Task prompt - Go through the records and copy each line where the word "online" occurs.

Data records -
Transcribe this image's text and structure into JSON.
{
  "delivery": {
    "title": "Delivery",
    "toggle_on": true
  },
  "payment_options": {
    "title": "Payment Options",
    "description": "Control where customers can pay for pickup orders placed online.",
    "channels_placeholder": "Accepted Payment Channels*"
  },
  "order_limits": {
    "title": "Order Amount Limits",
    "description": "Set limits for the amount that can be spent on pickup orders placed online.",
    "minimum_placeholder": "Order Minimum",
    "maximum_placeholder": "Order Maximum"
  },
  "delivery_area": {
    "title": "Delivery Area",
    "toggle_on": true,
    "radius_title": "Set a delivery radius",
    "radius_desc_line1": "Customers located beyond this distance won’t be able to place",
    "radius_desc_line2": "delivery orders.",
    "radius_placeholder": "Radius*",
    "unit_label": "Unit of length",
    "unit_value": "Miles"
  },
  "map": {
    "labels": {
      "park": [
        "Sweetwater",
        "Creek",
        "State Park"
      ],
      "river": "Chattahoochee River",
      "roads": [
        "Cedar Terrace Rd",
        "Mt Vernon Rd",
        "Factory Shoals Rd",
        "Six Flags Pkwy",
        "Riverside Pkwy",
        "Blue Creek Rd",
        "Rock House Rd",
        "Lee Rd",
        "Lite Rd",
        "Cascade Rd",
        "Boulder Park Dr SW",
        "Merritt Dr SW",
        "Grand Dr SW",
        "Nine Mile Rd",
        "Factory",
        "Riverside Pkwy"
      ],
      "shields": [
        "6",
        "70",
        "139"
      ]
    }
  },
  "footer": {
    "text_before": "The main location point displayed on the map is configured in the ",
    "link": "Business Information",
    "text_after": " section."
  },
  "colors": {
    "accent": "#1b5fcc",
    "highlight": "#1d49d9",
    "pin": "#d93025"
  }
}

Solution to this task -
    "description": "Control where customers can pay for pickup orders placed online.",
    "description": "Set limits for the amount that can be spent on pickup orders placed online.",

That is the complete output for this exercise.